[Dataset items]

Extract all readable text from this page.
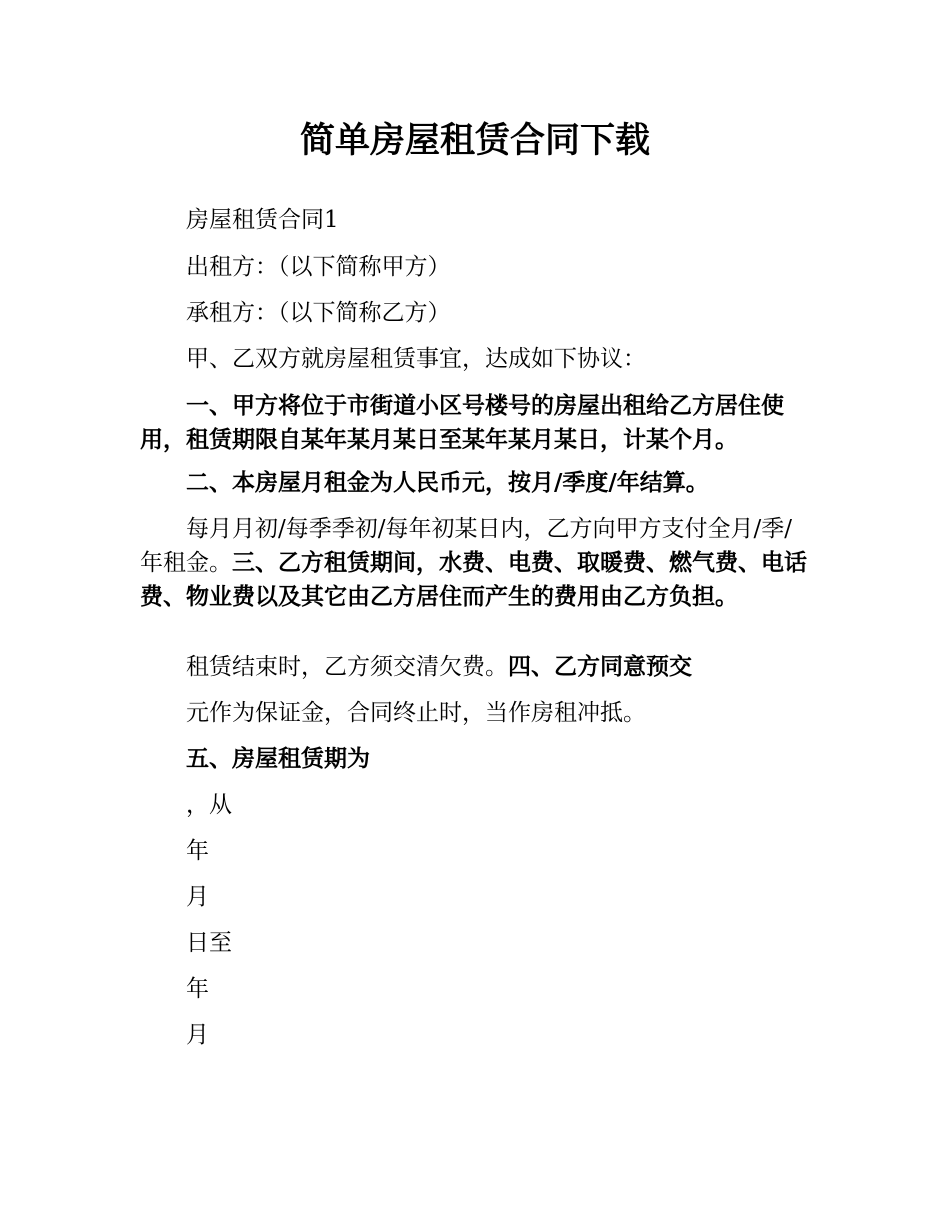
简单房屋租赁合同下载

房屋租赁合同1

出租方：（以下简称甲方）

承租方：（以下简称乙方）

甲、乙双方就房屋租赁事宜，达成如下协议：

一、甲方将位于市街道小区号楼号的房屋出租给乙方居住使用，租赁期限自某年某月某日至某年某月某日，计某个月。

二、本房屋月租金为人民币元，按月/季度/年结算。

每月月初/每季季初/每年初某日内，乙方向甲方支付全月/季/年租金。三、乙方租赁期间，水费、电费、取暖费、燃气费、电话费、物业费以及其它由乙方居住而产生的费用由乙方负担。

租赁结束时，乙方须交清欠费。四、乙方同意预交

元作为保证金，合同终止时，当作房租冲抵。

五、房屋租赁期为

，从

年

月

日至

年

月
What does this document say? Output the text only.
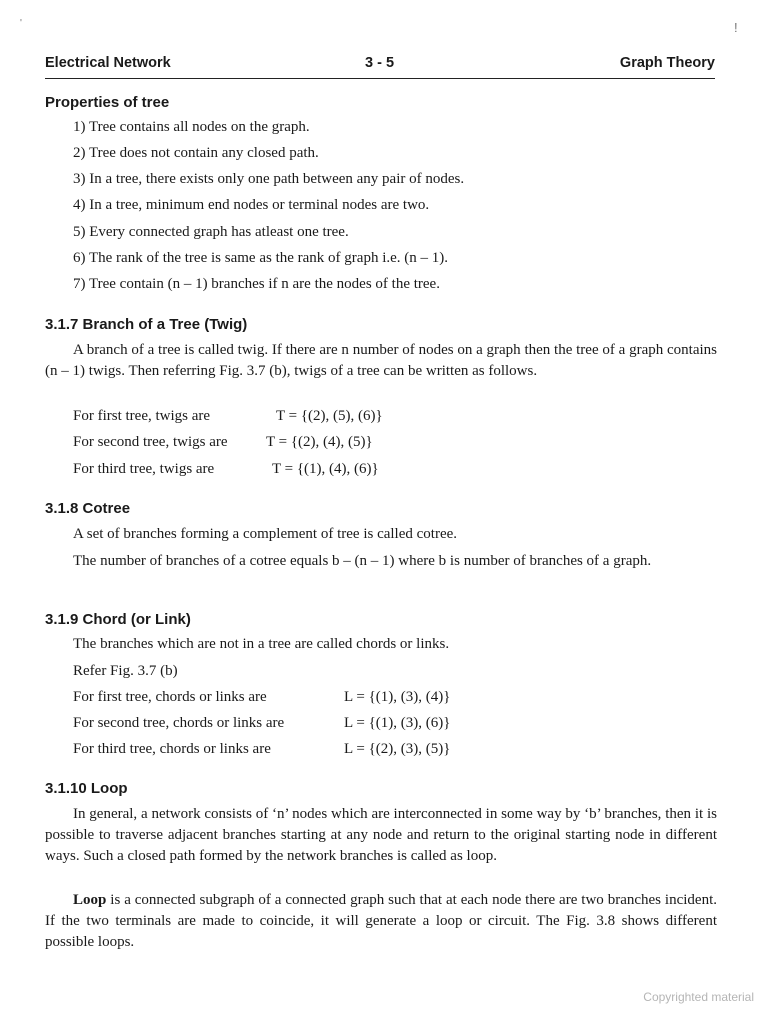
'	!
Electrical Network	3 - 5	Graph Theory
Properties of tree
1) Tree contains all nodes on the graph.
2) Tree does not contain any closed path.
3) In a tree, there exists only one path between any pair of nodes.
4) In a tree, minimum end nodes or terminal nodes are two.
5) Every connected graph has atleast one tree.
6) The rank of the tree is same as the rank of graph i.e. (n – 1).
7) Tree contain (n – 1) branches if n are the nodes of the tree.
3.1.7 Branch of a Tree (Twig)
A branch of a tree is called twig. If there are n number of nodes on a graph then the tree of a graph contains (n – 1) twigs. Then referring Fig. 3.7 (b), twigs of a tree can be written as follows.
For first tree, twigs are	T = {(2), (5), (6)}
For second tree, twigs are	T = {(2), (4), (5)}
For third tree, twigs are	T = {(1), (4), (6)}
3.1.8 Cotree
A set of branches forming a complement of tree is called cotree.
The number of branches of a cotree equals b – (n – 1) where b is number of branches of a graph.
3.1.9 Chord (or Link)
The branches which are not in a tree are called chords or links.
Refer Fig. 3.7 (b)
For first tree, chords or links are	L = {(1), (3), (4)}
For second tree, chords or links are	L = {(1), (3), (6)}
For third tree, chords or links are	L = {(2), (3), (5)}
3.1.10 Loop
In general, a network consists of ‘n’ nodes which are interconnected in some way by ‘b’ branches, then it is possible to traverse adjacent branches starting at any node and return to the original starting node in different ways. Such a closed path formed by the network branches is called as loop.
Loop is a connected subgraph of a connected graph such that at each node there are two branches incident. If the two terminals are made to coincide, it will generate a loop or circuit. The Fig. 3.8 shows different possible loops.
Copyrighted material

...

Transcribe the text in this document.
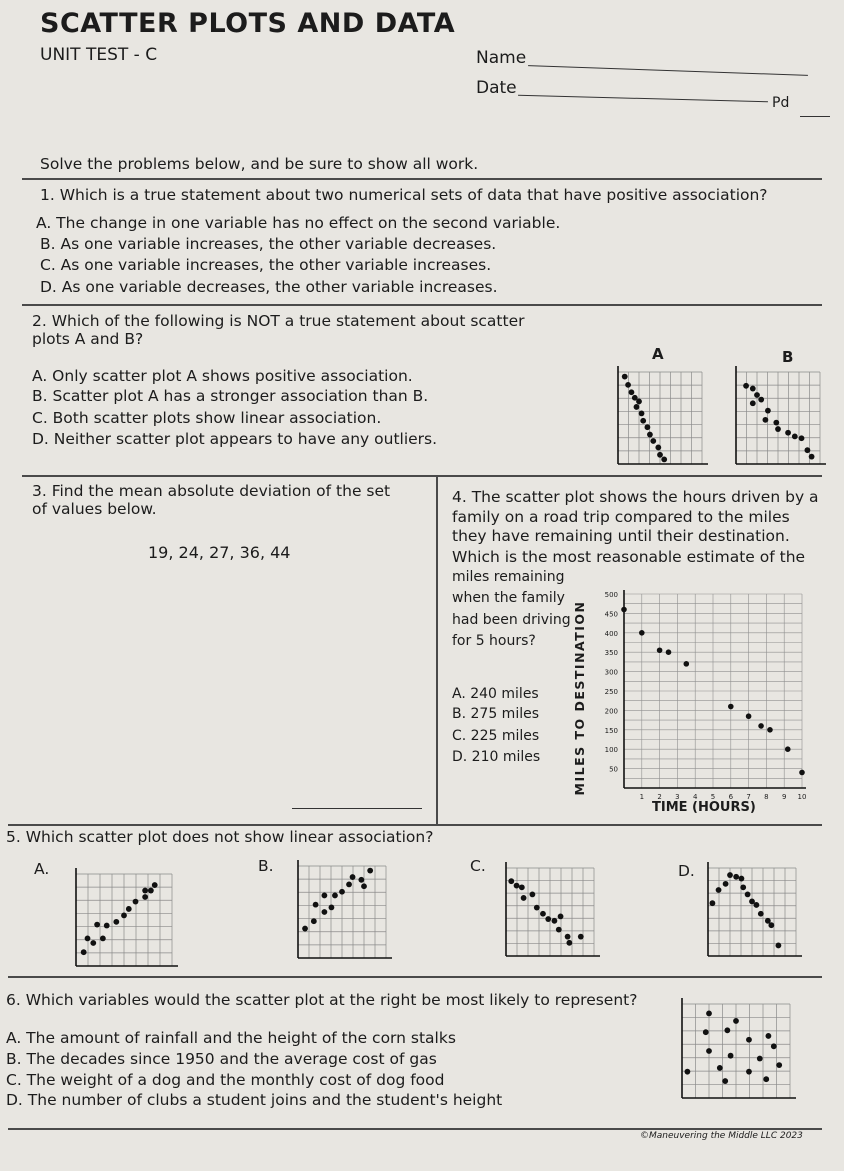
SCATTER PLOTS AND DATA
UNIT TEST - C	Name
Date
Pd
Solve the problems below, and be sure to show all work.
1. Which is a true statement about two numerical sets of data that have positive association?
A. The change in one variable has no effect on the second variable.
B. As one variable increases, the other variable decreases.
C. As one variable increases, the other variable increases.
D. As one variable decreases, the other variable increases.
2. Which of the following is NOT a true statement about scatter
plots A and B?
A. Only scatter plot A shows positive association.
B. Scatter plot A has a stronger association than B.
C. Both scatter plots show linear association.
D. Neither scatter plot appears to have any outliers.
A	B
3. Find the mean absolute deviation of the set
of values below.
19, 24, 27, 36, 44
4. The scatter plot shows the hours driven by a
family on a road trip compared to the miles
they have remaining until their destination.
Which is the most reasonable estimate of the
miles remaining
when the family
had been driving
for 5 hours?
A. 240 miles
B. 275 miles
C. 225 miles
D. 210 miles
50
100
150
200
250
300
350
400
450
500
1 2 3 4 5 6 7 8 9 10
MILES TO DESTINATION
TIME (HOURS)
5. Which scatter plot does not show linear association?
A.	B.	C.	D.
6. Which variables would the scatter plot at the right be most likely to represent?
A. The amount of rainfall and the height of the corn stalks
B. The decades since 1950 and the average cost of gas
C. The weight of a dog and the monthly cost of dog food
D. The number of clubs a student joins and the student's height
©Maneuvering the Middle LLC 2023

---

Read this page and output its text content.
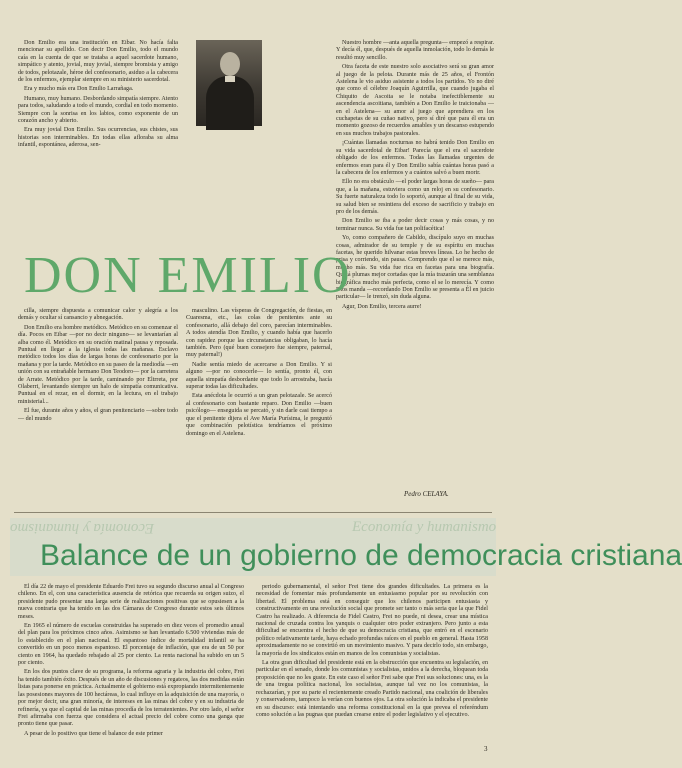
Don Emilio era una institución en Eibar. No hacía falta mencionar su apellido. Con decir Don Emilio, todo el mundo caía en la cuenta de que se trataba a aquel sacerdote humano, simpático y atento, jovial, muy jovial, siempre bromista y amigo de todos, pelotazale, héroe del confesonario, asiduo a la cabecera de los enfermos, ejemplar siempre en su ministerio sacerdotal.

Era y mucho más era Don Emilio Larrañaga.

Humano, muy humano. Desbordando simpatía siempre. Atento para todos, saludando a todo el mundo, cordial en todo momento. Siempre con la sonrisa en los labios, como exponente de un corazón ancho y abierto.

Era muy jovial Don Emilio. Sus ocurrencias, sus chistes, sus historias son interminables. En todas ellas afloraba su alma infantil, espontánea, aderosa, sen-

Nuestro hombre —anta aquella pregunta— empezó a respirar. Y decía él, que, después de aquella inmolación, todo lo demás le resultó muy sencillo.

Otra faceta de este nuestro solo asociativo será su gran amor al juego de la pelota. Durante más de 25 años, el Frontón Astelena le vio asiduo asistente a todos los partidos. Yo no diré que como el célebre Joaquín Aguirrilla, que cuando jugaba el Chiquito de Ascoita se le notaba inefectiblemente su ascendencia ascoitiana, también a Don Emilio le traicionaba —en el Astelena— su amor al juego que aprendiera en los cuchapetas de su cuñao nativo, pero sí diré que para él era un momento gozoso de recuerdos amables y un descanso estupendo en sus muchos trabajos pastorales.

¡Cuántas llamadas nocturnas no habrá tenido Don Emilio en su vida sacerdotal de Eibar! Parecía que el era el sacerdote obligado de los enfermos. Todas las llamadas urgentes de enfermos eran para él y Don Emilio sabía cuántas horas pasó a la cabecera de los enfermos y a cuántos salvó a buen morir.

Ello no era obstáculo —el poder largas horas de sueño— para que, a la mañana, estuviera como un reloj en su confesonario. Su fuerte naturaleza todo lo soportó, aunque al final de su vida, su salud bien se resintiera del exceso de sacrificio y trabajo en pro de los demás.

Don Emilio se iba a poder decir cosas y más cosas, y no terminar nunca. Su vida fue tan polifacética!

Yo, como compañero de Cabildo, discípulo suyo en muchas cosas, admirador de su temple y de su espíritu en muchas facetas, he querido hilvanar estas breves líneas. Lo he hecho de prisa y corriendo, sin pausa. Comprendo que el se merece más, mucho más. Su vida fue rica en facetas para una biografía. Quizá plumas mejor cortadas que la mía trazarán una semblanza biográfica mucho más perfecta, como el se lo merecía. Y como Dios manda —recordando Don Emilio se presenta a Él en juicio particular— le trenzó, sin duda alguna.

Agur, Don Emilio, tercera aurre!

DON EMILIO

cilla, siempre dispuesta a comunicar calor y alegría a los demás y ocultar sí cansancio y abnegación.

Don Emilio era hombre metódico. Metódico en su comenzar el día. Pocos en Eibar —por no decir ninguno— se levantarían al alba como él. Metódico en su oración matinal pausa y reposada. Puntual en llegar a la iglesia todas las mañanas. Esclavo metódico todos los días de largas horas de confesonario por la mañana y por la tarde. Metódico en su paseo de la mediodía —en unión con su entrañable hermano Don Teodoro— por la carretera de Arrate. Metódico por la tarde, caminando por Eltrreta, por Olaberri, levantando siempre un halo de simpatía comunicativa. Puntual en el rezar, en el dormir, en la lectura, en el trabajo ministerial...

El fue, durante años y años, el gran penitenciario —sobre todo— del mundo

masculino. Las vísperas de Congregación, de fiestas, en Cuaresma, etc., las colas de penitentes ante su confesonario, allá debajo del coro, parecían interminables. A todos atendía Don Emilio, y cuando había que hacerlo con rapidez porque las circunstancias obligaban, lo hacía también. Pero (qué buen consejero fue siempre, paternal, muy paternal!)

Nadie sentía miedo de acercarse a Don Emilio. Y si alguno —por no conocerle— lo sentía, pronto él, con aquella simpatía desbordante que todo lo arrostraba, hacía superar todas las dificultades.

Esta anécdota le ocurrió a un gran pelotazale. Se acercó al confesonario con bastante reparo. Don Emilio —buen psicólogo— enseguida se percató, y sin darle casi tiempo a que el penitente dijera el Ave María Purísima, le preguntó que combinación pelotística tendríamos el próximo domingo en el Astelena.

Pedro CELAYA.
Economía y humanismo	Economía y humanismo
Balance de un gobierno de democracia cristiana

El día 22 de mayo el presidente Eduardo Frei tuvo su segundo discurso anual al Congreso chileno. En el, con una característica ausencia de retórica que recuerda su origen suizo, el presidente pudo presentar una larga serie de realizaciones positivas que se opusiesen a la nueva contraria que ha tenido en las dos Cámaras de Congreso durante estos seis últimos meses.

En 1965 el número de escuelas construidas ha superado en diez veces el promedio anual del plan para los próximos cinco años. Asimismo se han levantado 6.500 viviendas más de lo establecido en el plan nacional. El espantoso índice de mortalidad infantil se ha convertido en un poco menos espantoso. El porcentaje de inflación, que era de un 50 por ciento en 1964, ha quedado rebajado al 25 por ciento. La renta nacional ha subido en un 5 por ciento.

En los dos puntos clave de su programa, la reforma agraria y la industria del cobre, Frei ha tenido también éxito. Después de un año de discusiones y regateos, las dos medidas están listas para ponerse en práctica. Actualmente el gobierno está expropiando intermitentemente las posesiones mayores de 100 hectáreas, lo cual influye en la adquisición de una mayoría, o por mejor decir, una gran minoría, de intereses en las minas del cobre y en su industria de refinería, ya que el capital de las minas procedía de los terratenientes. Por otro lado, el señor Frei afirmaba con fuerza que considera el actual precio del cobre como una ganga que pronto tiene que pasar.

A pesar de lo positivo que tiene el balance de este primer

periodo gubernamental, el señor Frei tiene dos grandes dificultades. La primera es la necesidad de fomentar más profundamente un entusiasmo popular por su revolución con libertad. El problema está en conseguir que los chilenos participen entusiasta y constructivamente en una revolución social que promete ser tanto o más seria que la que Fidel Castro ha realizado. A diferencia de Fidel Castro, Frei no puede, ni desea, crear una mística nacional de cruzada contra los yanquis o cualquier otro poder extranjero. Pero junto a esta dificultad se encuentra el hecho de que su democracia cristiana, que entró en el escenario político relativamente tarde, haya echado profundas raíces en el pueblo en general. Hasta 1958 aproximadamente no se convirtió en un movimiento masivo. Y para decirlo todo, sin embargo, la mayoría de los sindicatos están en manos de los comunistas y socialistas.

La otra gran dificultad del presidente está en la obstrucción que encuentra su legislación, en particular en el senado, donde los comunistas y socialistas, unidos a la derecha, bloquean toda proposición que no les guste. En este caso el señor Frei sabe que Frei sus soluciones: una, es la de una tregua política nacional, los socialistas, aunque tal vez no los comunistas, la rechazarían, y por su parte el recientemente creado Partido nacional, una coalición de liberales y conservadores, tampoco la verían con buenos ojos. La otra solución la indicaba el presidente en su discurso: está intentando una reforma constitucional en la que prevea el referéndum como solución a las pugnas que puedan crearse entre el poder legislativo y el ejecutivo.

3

[What this task involves]: Filter the listing above for the string "statement" and copy every matching line.

[Output for this task]:
1. Which is a true statement about two numerical sets of data that have positive association?
2. Which of the following is NOT a true statement about scatter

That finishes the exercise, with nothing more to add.